● PROBLEM REQUIREMENTS
Your task is to repeat all of the material exactly.

● THE RECORDS
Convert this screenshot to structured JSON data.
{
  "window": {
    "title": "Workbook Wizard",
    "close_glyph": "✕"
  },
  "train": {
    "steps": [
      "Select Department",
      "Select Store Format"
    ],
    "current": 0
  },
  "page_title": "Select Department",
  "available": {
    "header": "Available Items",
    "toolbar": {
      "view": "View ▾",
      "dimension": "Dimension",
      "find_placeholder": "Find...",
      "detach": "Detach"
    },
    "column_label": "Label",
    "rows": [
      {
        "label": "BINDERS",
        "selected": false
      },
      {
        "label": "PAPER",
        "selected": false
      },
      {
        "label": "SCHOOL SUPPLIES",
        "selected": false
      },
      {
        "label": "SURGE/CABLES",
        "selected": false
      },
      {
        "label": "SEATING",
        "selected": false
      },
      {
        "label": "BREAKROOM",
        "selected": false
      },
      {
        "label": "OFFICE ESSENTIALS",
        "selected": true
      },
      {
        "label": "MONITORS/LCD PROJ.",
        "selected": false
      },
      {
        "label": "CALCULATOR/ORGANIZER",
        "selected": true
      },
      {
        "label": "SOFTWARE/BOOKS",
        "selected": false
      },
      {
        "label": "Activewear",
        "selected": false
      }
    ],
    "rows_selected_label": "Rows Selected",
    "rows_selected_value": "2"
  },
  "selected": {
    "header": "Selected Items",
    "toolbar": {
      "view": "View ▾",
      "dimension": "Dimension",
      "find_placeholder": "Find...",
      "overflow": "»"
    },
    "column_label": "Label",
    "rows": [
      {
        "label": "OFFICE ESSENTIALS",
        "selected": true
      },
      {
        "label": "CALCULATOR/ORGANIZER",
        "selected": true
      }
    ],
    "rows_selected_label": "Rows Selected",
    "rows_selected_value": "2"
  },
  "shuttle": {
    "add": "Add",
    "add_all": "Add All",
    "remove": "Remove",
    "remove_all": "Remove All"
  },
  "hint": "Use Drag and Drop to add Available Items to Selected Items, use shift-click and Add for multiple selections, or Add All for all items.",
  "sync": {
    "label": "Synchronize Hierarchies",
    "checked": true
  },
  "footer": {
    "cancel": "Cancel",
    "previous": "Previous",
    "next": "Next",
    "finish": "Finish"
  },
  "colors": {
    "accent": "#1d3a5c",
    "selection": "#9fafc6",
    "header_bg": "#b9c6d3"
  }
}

● OUTPUT OF THE EXERCISE
Convert this screenshot to structured JSON data.
{
  "window": {
    "title": "Workbook Wizard",
    "close_glyph": "✕"
  },
  "train": {
    "steps": [
      "Select Department",
      "Select Store Format"
    ],
    "current": 0
  },
  "page_title": "Select Department",
  "available": {
    "header": "Available Items",
    "toolbar": {
      "view": "View ▾",
      "dimension": "Dimension",
      "find_placeholder": "Find...",
      "detach": "Detach"
    },
    "column_label": "Label",
    "rows": [
      {
        "label": "BINDERS",
        "selected": false
      },
      {
        "label": "PAPER",
        "selected": false
      },
      {
        "label": "SCHOOL SUPPLIES",
        "selected": false
      },
      {
        "label": "SURGE/CABLES",
        "selected": false
      },
      {
        "label": "SEATING",
        "selected": false
      },
      {
        "label": "BREAKROOM",
        "selected": false
      },
      {
        "label": "OFFICE ESSENTIALS",
        "selected": true
      },
      {
        "label": "MONITORS/LCD PROJ.",
        "selected": false
      },
      {
        "label": "CALCULATOR/ORGANIZER",
        "selected": true
      },
      {
        "label": "SOFTWARE/BOOKS",
        "selected": false
      },
      {
        "label": "Activewear",
        "selected": false
      }
    ],
    "rows_selected_label": "Rows Selected",
    "rows_selected_value": "2"
  },
  "selected": {
    "header": "Selected Items",
    "toolbar": {
      "view": "View ▾",
      "dimension": "Dimension",
      "find_placeholder": "Find...",
      "overflow": "»"
    },
    "column_label": "Label",
    "rows": [
      {
        "label": "OFFICE ESSENTIALS",
        "selected": true
      },
      {
        "label": "CALCULATOR/ORGANIZER",
        "selected": true
      }
    ],
    "rows_selected_label": "Rows Selected",
    "rows_selected_value": "2"
  },
  "shuttle": {
    "add": "Add",
    "add_all": "Add All",
    "remove": "Remove",
    "remove_all": "Remove All"
  },
  "hint": "Use Drag and Drop to add Available Items to Selected Items, use shift-click and Add for multiple selections, or Add All for all items.",
  "sync": {
    "label": "Synchronize Hierarchies",
    "checked": true
  },
  "footer": {
    "cancel": "Cancel",
    "previous": "Previous",
    "next": "Next",
    "finish": "Finish"
  },
  "colors": {
    "accent": "#1d3a5c",
    "selection": "#9fafc6",
    "header_bg": "#b9c6d3"
  }
}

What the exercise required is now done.